*TO DO:*
Search the material for the word "yahoo" and copy each line that holds it.

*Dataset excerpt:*
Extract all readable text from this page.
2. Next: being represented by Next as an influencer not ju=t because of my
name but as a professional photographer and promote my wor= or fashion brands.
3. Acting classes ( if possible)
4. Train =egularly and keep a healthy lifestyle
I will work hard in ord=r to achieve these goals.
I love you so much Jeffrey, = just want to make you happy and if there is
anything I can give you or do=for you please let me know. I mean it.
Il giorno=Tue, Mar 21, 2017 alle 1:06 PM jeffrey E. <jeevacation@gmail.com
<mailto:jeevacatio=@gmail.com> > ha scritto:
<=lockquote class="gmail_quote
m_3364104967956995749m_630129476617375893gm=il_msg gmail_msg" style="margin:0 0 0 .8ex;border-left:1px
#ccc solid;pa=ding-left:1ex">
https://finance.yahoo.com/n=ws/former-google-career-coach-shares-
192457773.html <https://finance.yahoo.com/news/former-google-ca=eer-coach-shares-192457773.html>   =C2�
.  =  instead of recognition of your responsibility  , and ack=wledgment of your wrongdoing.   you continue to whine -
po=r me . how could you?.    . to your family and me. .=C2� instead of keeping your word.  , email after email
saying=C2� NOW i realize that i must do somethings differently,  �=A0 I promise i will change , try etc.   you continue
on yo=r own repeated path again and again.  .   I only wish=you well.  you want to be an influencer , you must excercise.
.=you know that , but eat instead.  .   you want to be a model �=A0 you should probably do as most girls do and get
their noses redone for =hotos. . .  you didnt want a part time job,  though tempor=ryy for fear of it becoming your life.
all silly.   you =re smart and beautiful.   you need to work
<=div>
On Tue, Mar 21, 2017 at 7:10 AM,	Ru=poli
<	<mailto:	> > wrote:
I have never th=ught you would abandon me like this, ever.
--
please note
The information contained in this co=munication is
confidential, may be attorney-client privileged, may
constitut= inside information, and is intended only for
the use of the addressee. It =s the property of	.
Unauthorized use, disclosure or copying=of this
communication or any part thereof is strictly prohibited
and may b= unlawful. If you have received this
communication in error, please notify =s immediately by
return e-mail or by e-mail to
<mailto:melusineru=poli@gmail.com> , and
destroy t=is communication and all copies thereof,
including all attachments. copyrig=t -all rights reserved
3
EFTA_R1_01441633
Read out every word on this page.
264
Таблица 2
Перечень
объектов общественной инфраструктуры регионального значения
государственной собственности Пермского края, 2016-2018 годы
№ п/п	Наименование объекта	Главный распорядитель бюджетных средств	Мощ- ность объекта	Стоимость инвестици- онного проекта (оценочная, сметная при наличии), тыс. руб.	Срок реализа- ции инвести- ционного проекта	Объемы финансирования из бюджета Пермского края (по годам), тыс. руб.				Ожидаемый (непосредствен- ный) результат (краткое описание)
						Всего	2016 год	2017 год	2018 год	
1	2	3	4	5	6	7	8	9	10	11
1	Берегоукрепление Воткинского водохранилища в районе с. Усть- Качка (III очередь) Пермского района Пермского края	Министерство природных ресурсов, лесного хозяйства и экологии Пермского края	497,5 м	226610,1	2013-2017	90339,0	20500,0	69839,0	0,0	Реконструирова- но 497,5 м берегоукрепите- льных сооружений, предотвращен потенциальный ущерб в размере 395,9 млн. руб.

*ANSWER:*
https://finance.yahoo.com/n=ws/former-google-career-coach-shares-
192457773.html <https://finance.yahoo.com/news/former-google-ca=eer-coach-shares-192457773.html>   =C2�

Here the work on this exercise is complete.